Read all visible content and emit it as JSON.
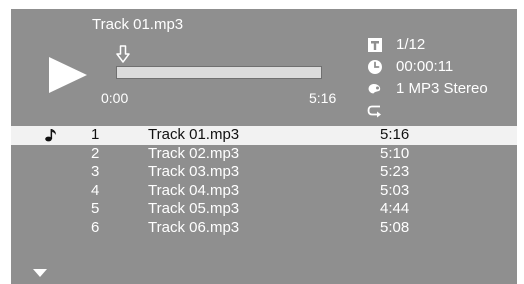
{
  "now_playing": {
    "title": "Track 01.mp3",
    "play_state_icon": "play-icon",
    "elapsed_label": "0:00",
    "total_label": "5:16",
    "progress_fraction": 0.0
  },
  "info": {
    "track_counter": "1/12",
    "time": "00:00:11",
    "audio": "1  MP3 Stereo",
    "icons": [
      "track-counter-icon",
      "clock-icon",
      "audio-stream-icon",
      "repeat-icon"
    ]
  },
  "playlist": {
    "selected_index": 0,
    "items": [
      {
        "num": "1",
        "name": "Track 01.mp3",
        "duration": "5:16"
      },
      {
        "num": "2",
        "name": "Track 02.mp3",
        "duration": "5:10"
      },
      {
        "num": "3",
        "name": "Track 03.mp3",
        "duration": "5:23"
      },
      {
        "num": "4",
        "name": "Track 04.mp3",
        "duration": "5:03"
      },
      {
        "num": "5",
        "name": "Track 05.mp3",
        "duration": "4:44"
      },
      {
        "num": "6",
        "name": "Track 06.mp3",
        "duration": "5:08"
      }
    ],
    "playing_icon": "music-note-icon",
    "scroll_icon": "scroll-down-icon"
  },
  "colors": {
    "screen_background": "#8f8f8f",
    "text": "#ffffff",
    "selected_row_background": "#f2f2f2",
    "selected_row_text": "#111111",
    "progress_track": "#dcdcdc"
  }
}
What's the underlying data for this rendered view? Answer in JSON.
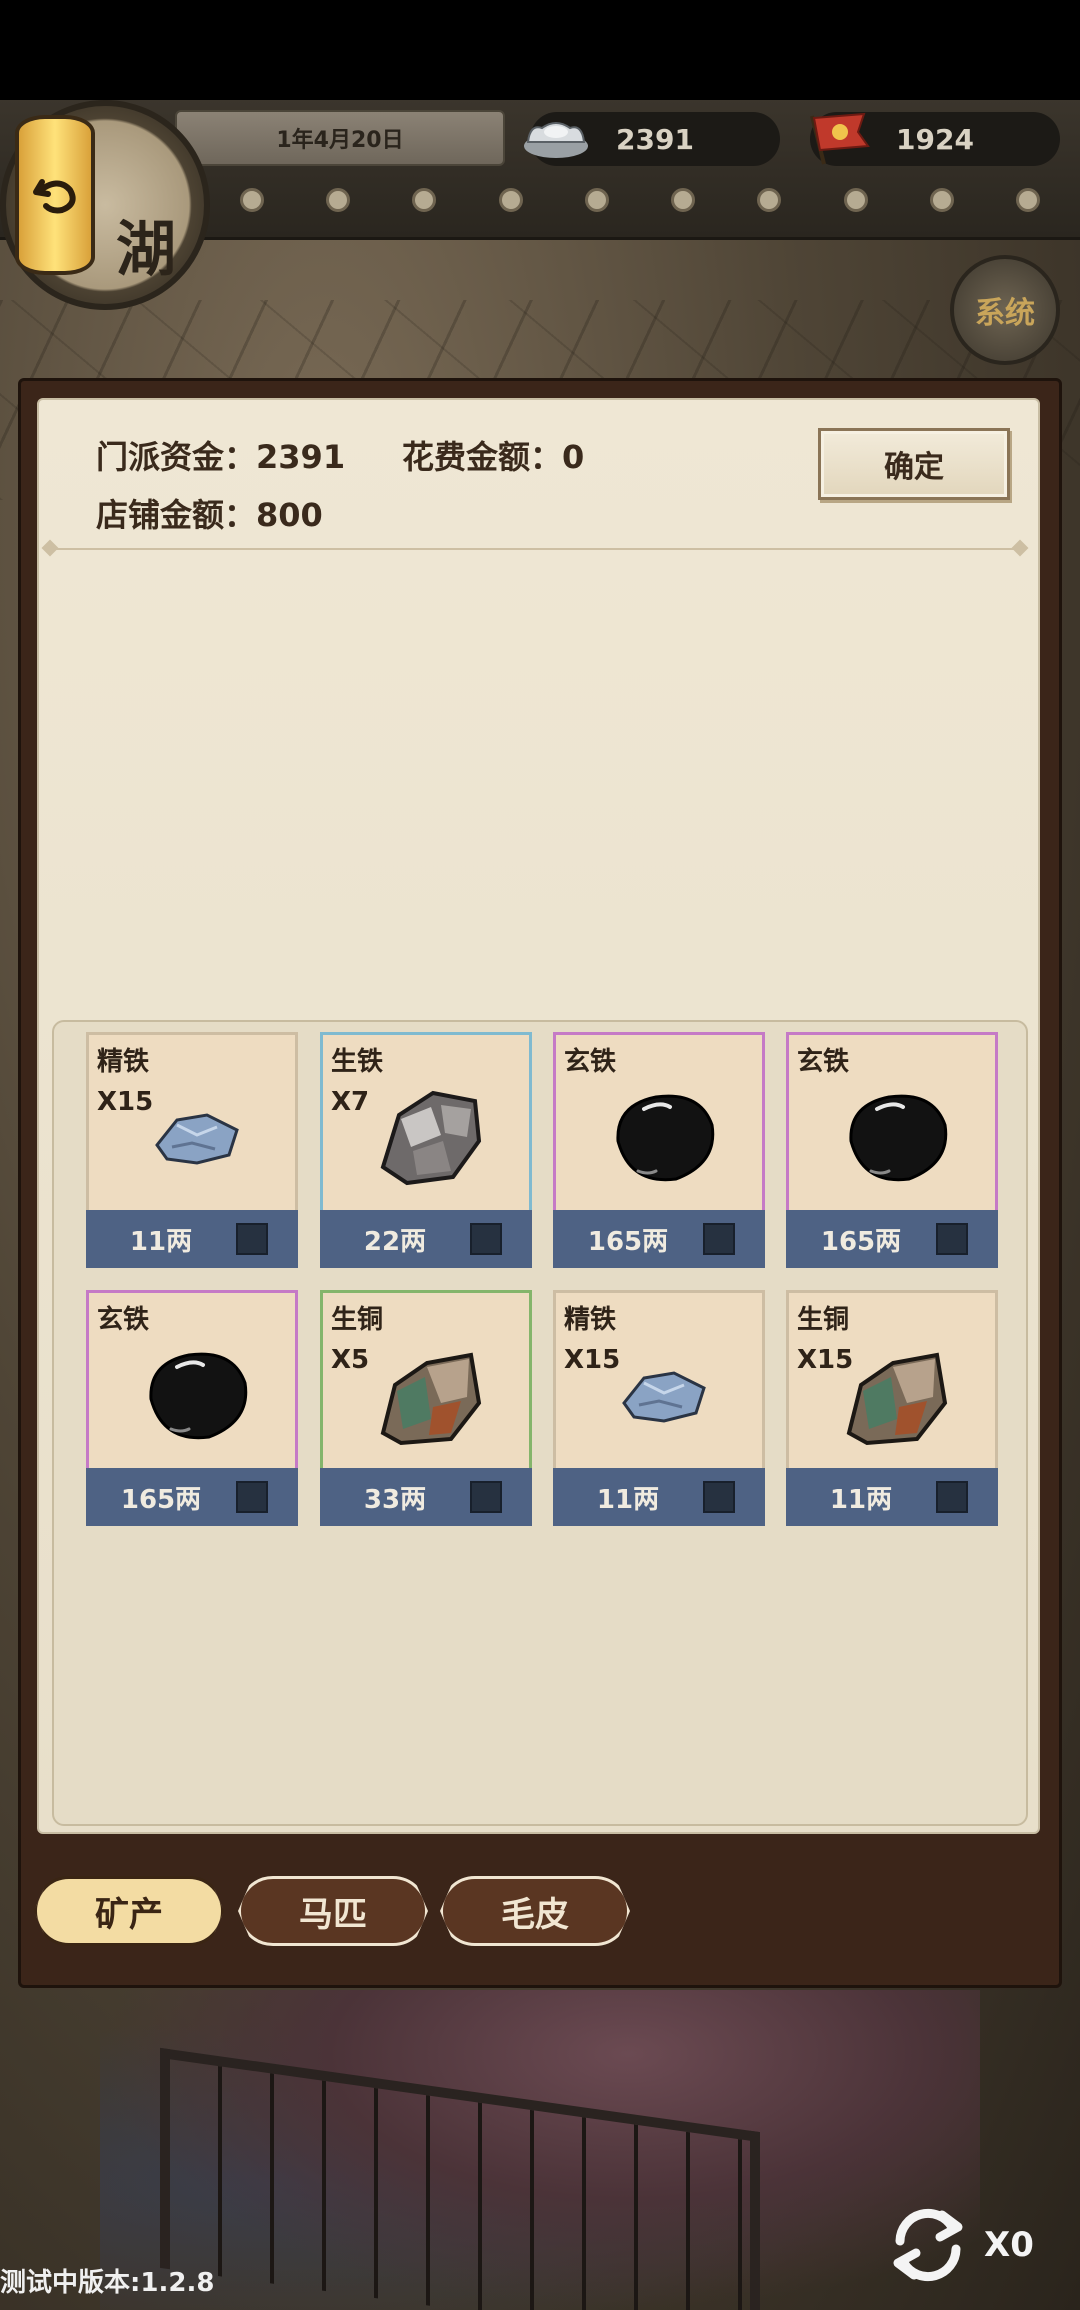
{
  "top_bar": {
    "date": "1年4月20日",
    "silver": "2391",
    "reputation": "1924",
    "medallion_text": "湖",
    "system_label": "系统"
  },
  "panel": {
    "sect_funds_label": "门派资金：",
    "sect_funds_value": "2391",
    "spend_label": "花费金额：",
    "spend_value": "0",
    "shop_label": "店铺金额：",
    "shop_value": "800",
    "confirm_label": "确定"
  },
  "items": [
    {
      "name": "精铁",
      "qty": "X15",
      "price": "11两",
      "rarity": "white",
      "icon": "blue-ore-icon"
    },
    {
      "name": "生铁",
      "qty": "X7",
      "price": "22两",
      "rarity": "blue",
      "icon": "gray-rock-icon"
    },
    {
      "name": "玄铁",
      "qty": "",
      "price": "165两",
      "rarity": "purple",
      "icon": "black-stone-icon"
    },
    {
      "name": "玄铁",
      "qty": "",
      "price": "165两",
      "rarity": "purple",
      "icon": "black-stone-icon"
    },
    {
      "name": "玄铁",
      "qty": "",
      "price": "165两",
      "rarity": "purple",
      "icon": "black-stone-icon"
    },
    {
      "name": "生铜",
      "qty": "X5",
      "price": "33两",
      "rarity": "green",
      "icon": "copper-ore-icon"
    },
    {
      "name": "精铁",
      "qty": "X15",
      "price": "11两",
      "rarity": "white",
      "icon": "blue-ore-icon"
    },
    {
      "name": "生铜",
      "qty": "X15",
      "price": "11两",
      "rarity": "white",
      "icon": "copper-ore-icon"
    }
  ],
  "tabs": [
    {
      "label": "矿产",
      "active": true
    },
    {
      "label": "马匹",
      "active": false
    },
    {
      "label": "毛皮",
      "active": false
    }
  ],
  "footer": {
    "version": "测试中版本:1.2.8",
    "refresh_count": "X0"
  },
  "colors": {
    "price_bar": "#4e6284",
    "tab_active": "#f3dca3",
    "tab_inactive": "#5a3622"
  }
}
——————————
■ TASK PROMPT
Repeat all the data as it stands, dropping any images it holds.

■ EXERCISE RESPONSE
Read all visible content and emit it as JSON.
{
  "now_playing": {
    "title": "Track 01.mp3",
    "play_state_icon": "play-icon",
    "elapsed_label": "0:00",
    "total_label": "5:16",
    "progress_fraction": 0.0
  },
  "info": {
    "track_counter": "1/12",
    "time": "00:00:11",
    "audio": "1  MP3 Stereo",
    "icons": [
      "track-counter-icon",
      "clock-icon",
      "audio-stream-icon",
      "repeat-icon"
    ]
  },
  "playlist": {
    "selected_index": 0,
    "items": [
      {
        "num": "1",
        "name": "Track 01.mp3",
        "duration": "5:16"
      },
      {
        "num": "2",
        "name": "Track 02.mp3",
        "duration": "5:10"
      },
      {
        "num": "3",
        "name": "Track 03.mp3",
        "duration": "5:23"
      },
      {
        "num": "4",
        "name": "Track 04.mp3",
        "duration": "5:03"
      },
      {
        "num": "5",
        "name": "Track 05.mp3",
        "duration": "4:44"
      },
      {
        "num": "6",
        "name": "Track 06.mp3",
        "duration": "5:08"
      }
    ],
    "playing_icon": "music-note-icon",
    "scroll_icon": "scroll-down-icon"
  },
  "colors": {
    "screen_background": "#8f8f8f",
    "text": "#ffffff",
    "selected_row_background": "#f2f2f2",
    "selected_row_text": "#111111",
    "progress_track": "#dcdcdc"
  }
}
What's the underlying data for this rendered view? Answer in JSON.
{
  "top_bar": {
    "date": "1年4月20日",
    "silver": "2391",
    "reputation": "1924",
    "medallion_text": "湖",
    "system_label": "系统"
  },
  "panel": {
    "sect_funds_label": "门派资金：",
    "sect_funds_value": "2391",
    "spend_label": "花费金额：",
    "spend_value": "0",
    "shop_label": "店铺金额：",
    "shop_value": "800",
    "confirm_label": "确定"
  },
  "items": [
    {
      "name": "精铁",
      "qty": "X15",
      "price": "11两",
      "rarity": "white",
      "icon": "blue-ore-icon"
    },
    {
      "name": "生铁",
      "qty": "X7",
      "price": "22两",
      "rarity": "blue",
      "icon": "gray-rock-icon"
    },
    {
      "name": "玄铁",
      "qty": "",
      "price": "165两",
      "rarity": "purple",
      "icon": "black-stone-icon"
    },
    {
      "name": "玄铁",
      "qty": "",
      "price": "165两",
      "rarity": "purple",
      "icon": "black-stone-icon"
    },
    {
      "name": "玄铁",
      "qty": "",
      "price": "165两",
      "rarity": "purple",
      "icon": "black-stone-icon"
    },
    {
      "name": "生铜",
      "qty": "X5",
      "price": "33两",
      "rarity": "green",
      "icon": "copper-ore-icon"
    },
    {
      "name": "精铁",
      "qty": "X15",
      "price": "11两",
      "rarity": "white",
      "icon": "blue-ore-icon"
    },
    {
      "name": "生铜",
      "qty": "X15",
      "price": "11两",
      "rarity": "white",
      "icon": "copper-ore-icon"
    }
  ],
  "tabs": [
    {
      "label": "矿产",
      "active": true
    },
    {
      "label": "马匹",
      "active": false
    },
    {
      "label": "毛皮",
      "active": false
    }
  ],
  "footer": {
    "version": "测试中版本:1.2.8",
    "refresh_count": "X0"
  },
  "colors": {
    "price_bar": "#4e6284",
    "tab_active": "#f3dca3",
    "tab_inactive": "#5a3622"
  }
}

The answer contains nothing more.